### WHAT IS BEING ASKED
Format each line of the data below as a numbered list, dropping any blank lines and leaving the pictures out.

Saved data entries

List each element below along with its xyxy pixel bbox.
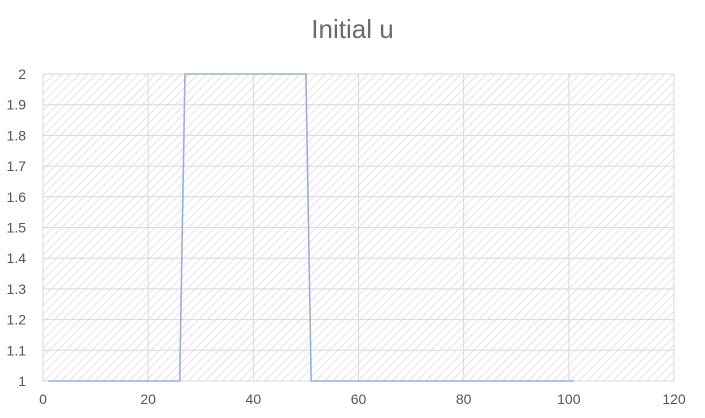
y-tick-label: 2 [18, 66, 26, 82]
y-tick-label: 1.1 [7, 342, 27, 358]
x-tick-label: 0 [39, 391, 47, 407]
y-tick-label: 1 [18, 373, 26, 389]
y-tick-label: 1.5 [7, 220, 27, 236]
y-tick-label: 1.6 [7, 189, 27, 205]
x-tick-label: 40 [246, 391, 262, 407]
x-tick-label: 80 [456, 391, 472, 407]
y-tick-label: 1.2 [7, 312, 27, 328]
y-tick-label: 1.7 [7, 158, 27, 174]
series-line [48, 73, 575, 382]
chart-title: Initial u [311, 14, 394, 44]
x-tick-label: 100 [557, 391, 581, 407]
y-tick-label: 1.8 [7, 127, 27, 143]
tick-labels: 0 20 40 60 80 100 120 1 1.1 1.2 1.3 1.4 1.5 1.6 1.7 1.8… [7, 66, 686, 407]
y-tick-label: 1.3 [7, 281, 27, 297]
x-tick-label: 20 [140, 391, 156, 407]
x-tick-label: 120 [662, 391, 686, 407]
y-tick-label: 1.9 [7, 97, 27, 113]
x-tick-label: 60 [351, 391, 367, 407]
y-tick-label: 1.4 [7, 250, 27, 266]
series-layer [48, 73, 575, 382]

### REPLY
1. List each element below along with its xyxy pixel bbox.
2. y-tick-label: 2 [18, 66, 26, 82]
3. y-tick-label: 1.1 [7, 342, 27, 358]
4. x-tick-label: 0 [39, 391, 47, 407]
5. y-tick-label: 1 [18, 373, 26, 389]
6. y-tick-label: 1.5 [7, 220, 27, 236]
7. y-tick-label: 1.6 [7, 189, 27, 205]
8. x-tick-label: 40 [246, 391, 262, 407]
9. x-tick-label: 80 [456, 391, 472, 407]
10. y-tick-label: 1.2 [7, 312, 27, 328]
11. y-tick-label: 1.7 [7, 158, 27, 174]
12. series-line [48, 73, 575, 382]
13. chart-title: Initial u [311, 14, 394, 44]
14. x-tick-label: 100 [557, 391, 581, 407]
15. y-tick-label: 1.8 [7, 127, 27, 143]
16. tick-labels: 0 20 40 60 80 100 120 1 1.1 1.2 1.3 1.4 1.5 1.6 1.7 1.8… [7, 66, 686, 407]
17. y-tick-label: 1.3 [7, 281, 27, 297]
18. x-tick-label: 20 [140, 391, 156, 407]
19. x-tick-label: 120 [662, 391, 686, 407]
20. y-tick-label: 1.9 [7, 97, 27, 113]
21. x-tick-label: 60 [351, 391, 367, 407]
22. y-tick-label: 1.4 [7, 250, 27, 266]
23. series-layer [48, 73, 575, 382]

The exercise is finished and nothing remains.